EDITO DE LA FNTR DU 29/03/2017

Le transport ne se réduit pas à nos belles machines, c’est aussi et surtout l’organisation ultra-sophistiquée des flux de marchandises.

Qu’est ce qui a une tête jaune citron, qui monte dans un camion et qui fait « vroum- vroum » ? Donald Trump, recevant une délégation de routiers et d’entreprises de transport venus évoquer l’abandon possible de l’ « Obama care », l’assurance maladie instaurée par le précèdent Président américain. Les images, prises le 23 mars, ont fait le tour du monde et ont été largement détournées par les internautes. En tout cas, Monsieur Trump semble s’être bien amusé. Moins vue et moins relayée, l’image du même portant, lors de la réunion, un pin’s disant fièrement « I love Trucks » c’est à dire « J’adore les camions » (traduction libre). Et ses déclarations enflammées aux transporteurs
« Personne ne connaît l’Amérique comme les camionneurs connaissent l’Amérique. Vous la voyez tous les jours. Vous en voyez chaque colline, chaque vallée et vous voyez chaque nid-de-poule des routes qui ont été construites ».
Ce n’est pas en Europe que l’on verrait cela. 
Et particulièrement en France où à l’évocation du mot « nid-de-poule » on nous parlerait immédiatement écotaxe. Et question engin de locomotion, nos politiques préfèrent le Velib, la Formule 1 ou... le scooter. Loin de nous l’idée de célébrer M. Trump et ses actions de communication. Car ce n’est que cela.

__________________________________________________

TRAVAIL DEMANDÉ:
D'après l'édito de la FNTR, à quelle date ont été prises les images montrant Donald Trump recevant une délégation de routiers et d'entreprises de transport ? Il n'est pas utile de consulter le listing.

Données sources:

__________________________________________________

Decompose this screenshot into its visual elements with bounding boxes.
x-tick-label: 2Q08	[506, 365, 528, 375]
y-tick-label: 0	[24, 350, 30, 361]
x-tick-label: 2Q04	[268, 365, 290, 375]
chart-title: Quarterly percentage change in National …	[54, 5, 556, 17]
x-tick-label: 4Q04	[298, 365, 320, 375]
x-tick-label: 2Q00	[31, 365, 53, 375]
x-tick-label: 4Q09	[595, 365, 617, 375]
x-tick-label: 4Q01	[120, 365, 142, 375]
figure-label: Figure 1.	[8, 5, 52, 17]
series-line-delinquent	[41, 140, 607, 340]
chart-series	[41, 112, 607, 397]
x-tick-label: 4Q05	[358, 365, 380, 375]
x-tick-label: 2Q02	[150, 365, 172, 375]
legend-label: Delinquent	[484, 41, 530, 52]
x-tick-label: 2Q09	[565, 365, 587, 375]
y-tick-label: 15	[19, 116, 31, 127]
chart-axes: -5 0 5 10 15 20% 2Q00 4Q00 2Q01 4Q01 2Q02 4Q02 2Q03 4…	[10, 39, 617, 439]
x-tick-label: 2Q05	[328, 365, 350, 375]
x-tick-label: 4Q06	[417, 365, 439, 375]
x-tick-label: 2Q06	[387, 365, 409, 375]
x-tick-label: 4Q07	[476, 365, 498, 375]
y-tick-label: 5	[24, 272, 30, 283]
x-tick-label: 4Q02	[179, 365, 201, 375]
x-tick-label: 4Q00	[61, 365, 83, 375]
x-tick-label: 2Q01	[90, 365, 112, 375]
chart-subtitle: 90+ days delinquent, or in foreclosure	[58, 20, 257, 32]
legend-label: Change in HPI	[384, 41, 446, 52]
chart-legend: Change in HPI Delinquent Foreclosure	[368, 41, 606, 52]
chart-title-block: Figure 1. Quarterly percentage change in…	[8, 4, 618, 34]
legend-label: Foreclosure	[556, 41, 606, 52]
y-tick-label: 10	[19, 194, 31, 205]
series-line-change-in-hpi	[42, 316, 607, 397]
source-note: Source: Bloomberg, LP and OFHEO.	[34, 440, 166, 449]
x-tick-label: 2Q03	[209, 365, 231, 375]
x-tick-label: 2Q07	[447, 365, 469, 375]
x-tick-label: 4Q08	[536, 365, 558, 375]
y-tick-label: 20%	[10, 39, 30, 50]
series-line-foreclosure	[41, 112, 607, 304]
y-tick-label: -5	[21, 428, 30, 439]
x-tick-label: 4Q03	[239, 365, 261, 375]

__________________________________________________

RÉSULTAT DE L'EXERCICE:
Le 23 mars.